Lines of data
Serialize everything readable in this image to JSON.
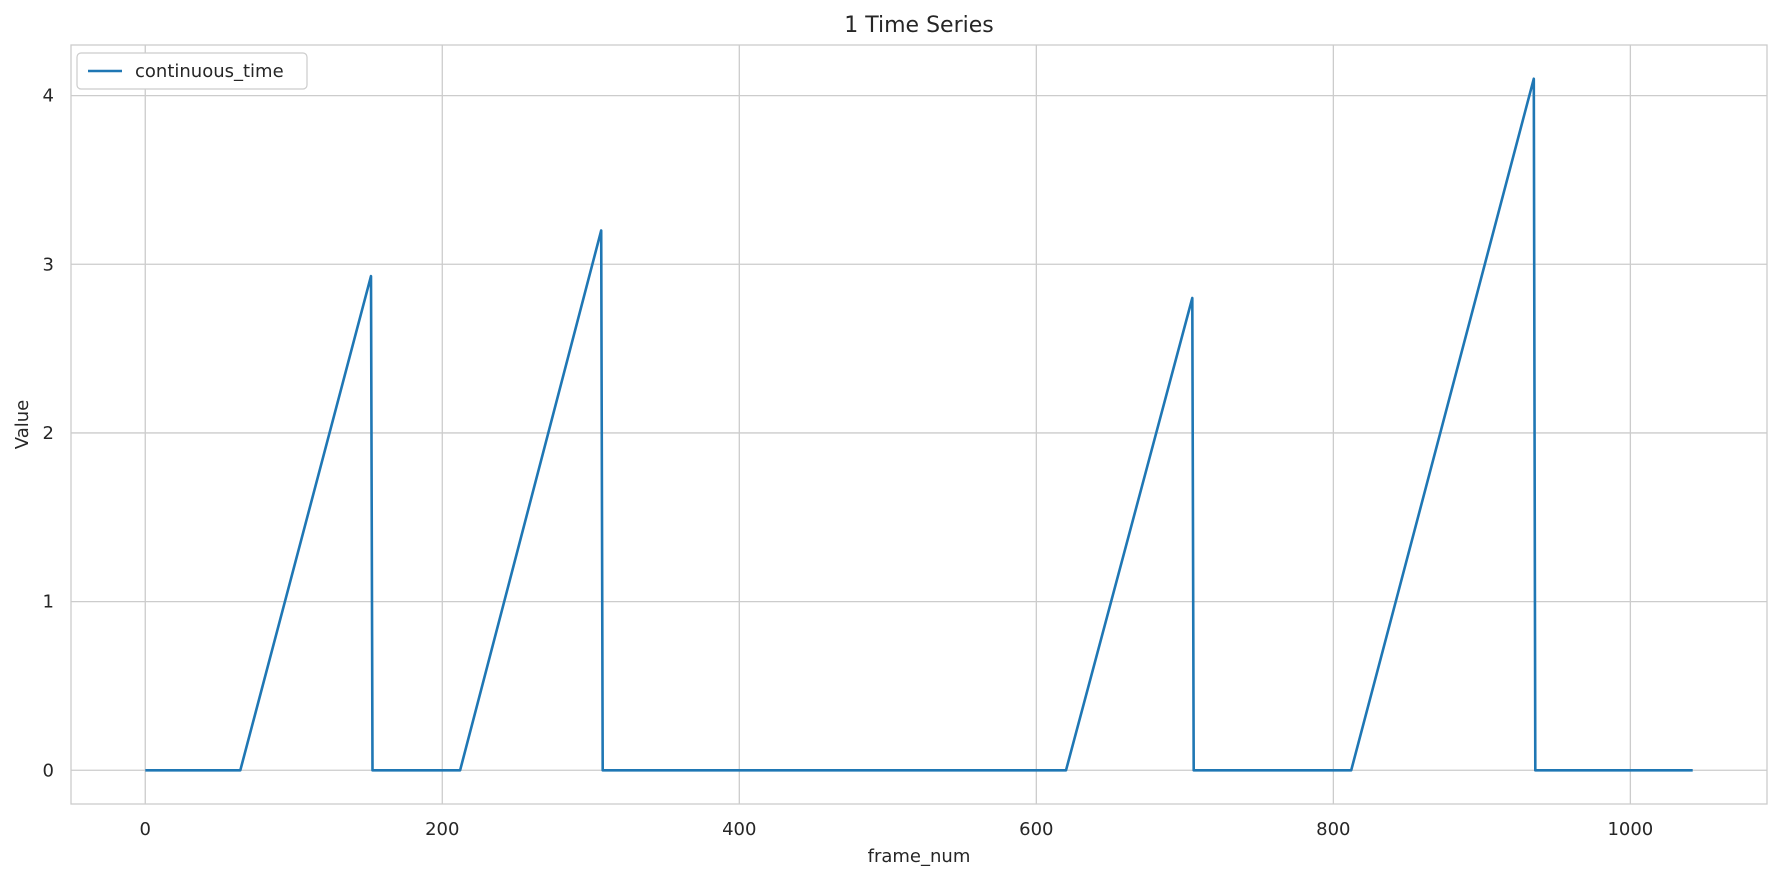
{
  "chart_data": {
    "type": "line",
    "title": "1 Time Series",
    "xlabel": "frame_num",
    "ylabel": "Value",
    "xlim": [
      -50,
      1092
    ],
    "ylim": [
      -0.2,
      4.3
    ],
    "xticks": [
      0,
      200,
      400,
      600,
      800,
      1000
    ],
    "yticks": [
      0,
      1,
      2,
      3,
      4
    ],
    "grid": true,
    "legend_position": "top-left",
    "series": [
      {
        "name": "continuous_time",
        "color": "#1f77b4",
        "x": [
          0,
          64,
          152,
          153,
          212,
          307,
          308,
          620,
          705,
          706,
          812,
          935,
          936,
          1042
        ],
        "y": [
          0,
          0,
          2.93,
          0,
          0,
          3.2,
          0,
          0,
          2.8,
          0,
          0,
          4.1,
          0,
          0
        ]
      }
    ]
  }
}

● **Written task**: Verbatim reproduction of every record is required; images are left out.

● **Problem solution**:
Serialize everything readable in this image to JSON.
{
  "chart_data": {
    "type": "line",
    "title": "1 Time Series",
    "xlabel": "frame_num",
    "ylabel": "Value",
    "xlim": [
      -50,
      1092
    ],
    "ylim": [
      -0.2,
      4.3
    ],
    "xticks": [
      0,
      200,
      400,
      600,
      800,
      1000
    ],
    "yticks": [
      0,
      1,
      2,
      3,
      4
    ],
    "grid": true,
    "legend_position": "top-left",
    "series": [
      {
        "name": "continuous_time",
        "color": "#1f77b4",
        "x": [
          0,
          64,
          152,
          153,
          212,
          307,
          308,
          620,
          705,
          706,
          812,
          935,
          936,
          1042
        ],
        "y": [
          0,
          0,
          2.93,
          0,
          0,
          3.2,
          0,
          0,
          2.8,
          0,
          0,
          4.1,
          0,
          0
        ]
      }
    ]
  }
}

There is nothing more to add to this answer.